Directions:
a - Please reproduce the passage about Watson and Aristotle, starting with "This isn’t to" and going on through "it—required hard work.", substituting "flow of information" for "bandwidth".
b - Extend the passage about Watson and Aristotle beyond its final sentence.

Text segment:

Final Jeopardy (Alexandra Cooper Mysteries) - Linda Fairstein [66]
Meanwhile, other scientists in the field pursue a different type of question-answering system—a machine that actually knows things. For two generations, an entire community in AI has tried to teach computers about the world, describing the links between oxygen and hydrogen, Indiana and Ohio, tables and chairs. The goal is to build knowledge engines, machines very much like Watson but capable of much deeper reasoning. They have to know things and understand certain relationships to come up with insights. Could the emergence of a data-crunching wonder like Watson short-circuit their research? Or could their work help Watson grow from a dilettante into a scholar?
In the first years of the twenty-first century, Paul Allen, the cofounder of Microsoft, was pondering Aristotle. For several decades in the fourth century BC, that single Greek philosopher was believed to hold most of the world’s scientific knowledge in his head. Aristotle was like the Internet and Google combined. He stored the knowledge and located it. In a sense, he outperformed the Internet because he combined his factual knowledge with a mastery of language and context. He could answer questions fluently, and he was reputedly a wonderful teacher.
This isn’t to say that as an information system, Aristotle had no shortcomings. First, the universe of scientific knowledge in his day was tiny. (Otherwise it wouldn’t have fit into one head, no matter how brilliant.) What’s more, the bandwidth in and out of his prodigious mind was severely limited. Only a small group of philosophers and students (including the future Alexander the Great) enjoyed access to it, and then only during certain hours of the day, when the philosopher turned his attention to them. He did have to study, after all. Maintaining omniscience—or even a semblance of it—required hard work.

Extracted records:
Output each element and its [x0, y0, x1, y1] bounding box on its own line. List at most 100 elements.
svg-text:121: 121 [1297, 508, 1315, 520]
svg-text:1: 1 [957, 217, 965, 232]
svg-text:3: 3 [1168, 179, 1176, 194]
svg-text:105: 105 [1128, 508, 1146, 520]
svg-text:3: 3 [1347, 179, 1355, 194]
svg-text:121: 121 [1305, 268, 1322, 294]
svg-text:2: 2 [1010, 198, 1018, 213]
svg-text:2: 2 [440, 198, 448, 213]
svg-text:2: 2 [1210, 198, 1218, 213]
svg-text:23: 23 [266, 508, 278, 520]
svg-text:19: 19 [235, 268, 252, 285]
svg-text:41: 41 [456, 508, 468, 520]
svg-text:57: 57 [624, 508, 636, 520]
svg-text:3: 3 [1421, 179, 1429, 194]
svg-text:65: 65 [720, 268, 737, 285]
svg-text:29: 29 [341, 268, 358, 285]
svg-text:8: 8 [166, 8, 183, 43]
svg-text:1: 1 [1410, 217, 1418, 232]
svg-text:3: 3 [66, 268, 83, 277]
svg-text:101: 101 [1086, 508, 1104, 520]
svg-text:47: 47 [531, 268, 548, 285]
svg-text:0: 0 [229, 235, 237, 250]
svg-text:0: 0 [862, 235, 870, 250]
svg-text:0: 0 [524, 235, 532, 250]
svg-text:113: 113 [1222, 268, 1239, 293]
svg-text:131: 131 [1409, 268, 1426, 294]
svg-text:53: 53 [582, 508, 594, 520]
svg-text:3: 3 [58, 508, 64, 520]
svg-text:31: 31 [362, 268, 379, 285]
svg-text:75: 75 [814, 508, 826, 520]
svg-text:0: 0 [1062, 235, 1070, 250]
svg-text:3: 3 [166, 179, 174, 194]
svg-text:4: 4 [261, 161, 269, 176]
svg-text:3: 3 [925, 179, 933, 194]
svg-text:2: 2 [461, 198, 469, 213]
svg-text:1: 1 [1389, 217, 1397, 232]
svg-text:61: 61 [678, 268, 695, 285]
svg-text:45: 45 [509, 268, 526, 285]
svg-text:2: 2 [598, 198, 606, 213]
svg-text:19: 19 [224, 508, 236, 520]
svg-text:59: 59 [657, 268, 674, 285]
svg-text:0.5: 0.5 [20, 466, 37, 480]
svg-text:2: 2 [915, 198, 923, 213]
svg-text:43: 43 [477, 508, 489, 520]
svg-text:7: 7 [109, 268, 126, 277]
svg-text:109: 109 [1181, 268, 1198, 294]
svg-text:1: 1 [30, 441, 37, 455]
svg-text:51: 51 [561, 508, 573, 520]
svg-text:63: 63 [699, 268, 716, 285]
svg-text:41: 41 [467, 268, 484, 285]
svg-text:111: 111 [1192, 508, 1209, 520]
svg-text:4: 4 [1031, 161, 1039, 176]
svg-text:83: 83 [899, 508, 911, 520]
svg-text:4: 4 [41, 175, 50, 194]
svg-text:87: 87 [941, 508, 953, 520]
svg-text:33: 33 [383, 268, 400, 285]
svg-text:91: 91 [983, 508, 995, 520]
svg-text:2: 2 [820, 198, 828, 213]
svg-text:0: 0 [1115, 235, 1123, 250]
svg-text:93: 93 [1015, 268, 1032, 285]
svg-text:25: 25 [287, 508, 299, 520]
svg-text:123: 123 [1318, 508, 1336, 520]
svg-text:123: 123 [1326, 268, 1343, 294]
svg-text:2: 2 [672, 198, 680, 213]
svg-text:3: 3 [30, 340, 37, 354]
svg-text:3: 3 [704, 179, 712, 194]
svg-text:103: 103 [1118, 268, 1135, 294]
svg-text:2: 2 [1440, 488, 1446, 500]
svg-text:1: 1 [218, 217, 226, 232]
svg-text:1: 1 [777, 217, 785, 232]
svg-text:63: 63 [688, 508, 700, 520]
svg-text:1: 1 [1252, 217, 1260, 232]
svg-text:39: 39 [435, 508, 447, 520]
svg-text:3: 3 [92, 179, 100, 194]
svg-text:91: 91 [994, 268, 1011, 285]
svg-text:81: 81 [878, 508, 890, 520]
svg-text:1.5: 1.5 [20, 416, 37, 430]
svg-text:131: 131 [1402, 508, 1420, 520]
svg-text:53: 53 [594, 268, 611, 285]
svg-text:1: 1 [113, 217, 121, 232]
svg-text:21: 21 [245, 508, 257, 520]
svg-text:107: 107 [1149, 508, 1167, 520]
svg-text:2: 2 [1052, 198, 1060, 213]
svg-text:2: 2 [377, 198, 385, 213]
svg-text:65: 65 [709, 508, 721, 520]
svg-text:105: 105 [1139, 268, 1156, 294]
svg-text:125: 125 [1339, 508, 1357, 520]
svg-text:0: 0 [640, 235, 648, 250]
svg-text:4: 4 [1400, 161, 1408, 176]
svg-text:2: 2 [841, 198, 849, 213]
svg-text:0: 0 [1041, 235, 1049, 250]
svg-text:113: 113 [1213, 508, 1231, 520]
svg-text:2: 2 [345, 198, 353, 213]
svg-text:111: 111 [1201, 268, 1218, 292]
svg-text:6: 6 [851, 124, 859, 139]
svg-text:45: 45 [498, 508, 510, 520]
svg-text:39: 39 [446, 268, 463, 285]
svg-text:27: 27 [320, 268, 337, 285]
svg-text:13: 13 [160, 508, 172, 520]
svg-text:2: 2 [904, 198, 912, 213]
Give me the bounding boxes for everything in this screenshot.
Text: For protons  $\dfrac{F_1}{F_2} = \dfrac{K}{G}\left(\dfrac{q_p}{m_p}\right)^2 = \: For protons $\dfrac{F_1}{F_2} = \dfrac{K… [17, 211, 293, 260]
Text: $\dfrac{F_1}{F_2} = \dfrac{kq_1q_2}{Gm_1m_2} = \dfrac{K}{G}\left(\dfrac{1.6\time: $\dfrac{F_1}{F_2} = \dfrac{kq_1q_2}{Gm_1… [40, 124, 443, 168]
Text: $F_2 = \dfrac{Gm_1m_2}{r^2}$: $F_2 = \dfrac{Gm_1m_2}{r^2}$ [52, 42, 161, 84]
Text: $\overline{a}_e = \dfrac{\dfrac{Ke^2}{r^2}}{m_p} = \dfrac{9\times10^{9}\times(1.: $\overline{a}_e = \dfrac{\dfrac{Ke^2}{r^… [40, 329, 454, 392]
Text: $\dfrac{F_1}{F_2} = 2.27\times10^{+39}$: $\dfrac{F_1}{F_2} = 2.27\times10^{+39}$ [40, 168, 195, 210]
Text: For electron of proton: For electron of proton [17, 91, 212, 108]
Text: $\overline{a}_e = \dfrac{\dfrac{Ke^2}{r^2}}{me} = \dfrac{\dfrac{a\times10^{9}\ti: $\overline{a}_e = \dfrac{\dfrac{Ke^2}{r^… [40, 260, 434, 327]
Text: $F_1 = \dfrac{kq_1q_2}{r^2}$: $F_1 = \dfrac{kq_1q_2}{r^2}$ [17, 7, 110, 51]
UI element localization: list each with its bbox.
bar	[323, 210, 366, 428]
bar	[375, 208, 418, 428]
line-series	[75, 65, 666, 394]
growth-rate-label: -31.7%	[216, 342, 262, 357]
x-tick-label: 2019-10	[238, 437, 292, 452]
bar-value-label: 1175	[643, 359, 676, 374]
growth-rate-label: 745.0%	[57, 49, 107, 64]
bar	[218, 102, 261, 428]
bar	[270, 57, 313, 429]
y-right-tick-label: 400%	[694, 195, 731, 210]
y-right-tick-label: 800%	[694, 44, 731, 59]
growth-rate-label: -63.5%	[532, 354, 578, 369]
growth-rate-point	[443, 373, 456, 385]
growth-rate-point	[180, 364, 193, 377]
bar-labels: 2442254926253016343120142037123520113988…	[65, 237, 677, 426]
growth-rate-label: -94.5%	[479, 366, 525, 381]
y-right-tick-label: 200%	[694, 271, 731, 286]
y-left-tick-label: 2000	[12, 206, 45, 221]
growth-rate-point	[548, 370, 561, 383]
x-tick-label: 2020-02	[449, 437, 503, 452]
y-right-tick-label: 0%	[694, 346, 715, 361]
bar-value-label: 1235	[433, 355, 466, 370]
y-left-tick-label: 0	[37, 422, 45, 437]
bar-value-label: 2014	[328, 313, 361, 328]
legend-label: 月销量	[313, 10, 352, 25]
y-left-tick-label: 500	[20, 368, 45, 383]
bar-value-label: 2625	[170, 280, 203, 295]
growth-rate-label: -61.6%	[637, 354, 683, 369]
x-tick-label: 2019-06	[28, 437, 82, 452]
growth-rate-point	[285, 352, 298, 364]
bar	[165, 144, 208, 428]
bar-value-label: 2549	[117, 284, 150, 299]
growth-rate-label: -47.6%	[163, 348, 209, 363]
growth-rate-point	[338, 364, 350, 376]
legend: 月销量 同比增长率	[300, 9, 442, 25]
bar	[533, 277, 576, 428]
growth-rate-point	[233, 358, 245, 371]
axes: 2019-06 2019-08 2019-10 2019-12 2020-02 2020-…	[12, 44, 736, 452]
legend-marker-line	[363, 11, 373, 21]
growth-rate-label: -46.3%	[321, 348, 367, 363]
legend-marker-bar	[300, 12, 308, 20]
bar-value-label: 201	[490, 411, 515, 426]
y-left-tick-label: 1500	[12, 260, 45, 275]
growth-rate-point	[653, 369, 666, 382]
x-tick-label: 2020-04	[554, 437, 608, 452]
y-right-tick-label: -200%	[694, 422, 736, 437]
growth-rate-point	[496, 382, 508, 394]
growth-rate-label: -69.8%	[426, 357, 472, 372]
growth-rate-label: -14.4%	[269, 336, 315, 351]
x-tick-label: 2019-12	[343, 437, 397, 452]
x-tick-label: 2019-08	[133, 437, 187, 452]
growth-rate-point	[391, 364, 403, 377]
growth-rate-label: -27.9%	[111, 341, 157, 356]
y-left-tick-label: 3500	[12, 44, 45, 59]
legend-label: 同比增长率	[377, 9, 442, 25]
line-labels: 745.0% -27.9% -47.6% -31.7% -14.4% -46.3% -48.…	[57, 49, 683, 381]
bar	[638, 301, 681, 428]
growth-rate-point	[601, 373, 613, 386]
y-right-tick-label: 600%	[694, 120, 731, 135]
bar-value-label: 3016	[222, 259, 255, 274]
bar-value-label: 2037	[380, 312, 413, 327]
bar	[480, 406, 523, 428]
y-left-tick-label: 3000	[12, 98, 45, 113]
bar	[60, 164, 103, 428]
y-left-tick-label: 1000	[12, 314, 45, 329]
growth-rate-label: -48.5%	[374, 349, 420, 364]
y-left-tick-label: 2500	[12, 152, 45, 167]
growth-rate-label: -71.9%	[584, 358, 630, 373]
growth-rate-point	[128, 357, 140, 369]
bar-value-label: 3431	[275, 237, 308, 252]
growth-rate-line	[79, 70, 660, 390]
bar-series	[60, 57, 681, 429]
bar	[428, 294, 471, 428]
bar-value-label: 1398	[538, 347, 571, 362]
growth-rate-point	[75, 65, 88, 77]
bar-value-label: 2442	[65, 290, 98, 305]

Answers provided:
a -
This isn’t to say that as an information system, Aristotle had no shortcomings. First, the universe of scientific knowledge in his day was tiny. (Otherwise it wouldn’t have fit into one head, no matter how brilliant.) What’s more, the flow of information in and out of his prodigious mind was severely limited. Only a small group of philosophers and students (including the future Alexander the Great) enjoyed access to it, and then only during certain hours of the day, when the philosopher turned his attention to them. He did have to study, after all. Maintaining omniscience—or even a semblance of it—required hard work.

b -
For perhaps the first time since the philosopher’s death, as Allen saw it, a single information system—the Internet —could host the universe of scientific knowledge, or at least a big chunk of it. But how could people gain access to this treasure, learn from it, winnow the truth from fiction and innuendo? How could computers teach us? The solution, it seemed to him, was to create a question-answering system for science, a digital Aristotle.
For years, Allen had been plowing millions into research on computing and the human brain. In 2003, he directed his technology incubator, Vulcan Inc., of Seattle, to sponsor long-range research to develop a digital Aristotle. The Vulcan team called it Project Halo. This scientific expert, they hoped, would fill a number of roles, from education to research. It would answer questions for students, maybe even develop a new type of interactive textbook. And it would serve as an extravagantly well-read research assistant in laboratories.
For Halo to succeed in these roles, it needed to do more than simply find things. It had to weave concepts together. This meant understanding, for example, that when water reaches 100 degrees centigrade it turns into steam and behaves very differently. Plenty of computers could impart that information. But how many could incorporate such knowledge into their analysis and reason from it? The idea of Halo was to build a system that, at least by a liberal definition of the word, could think.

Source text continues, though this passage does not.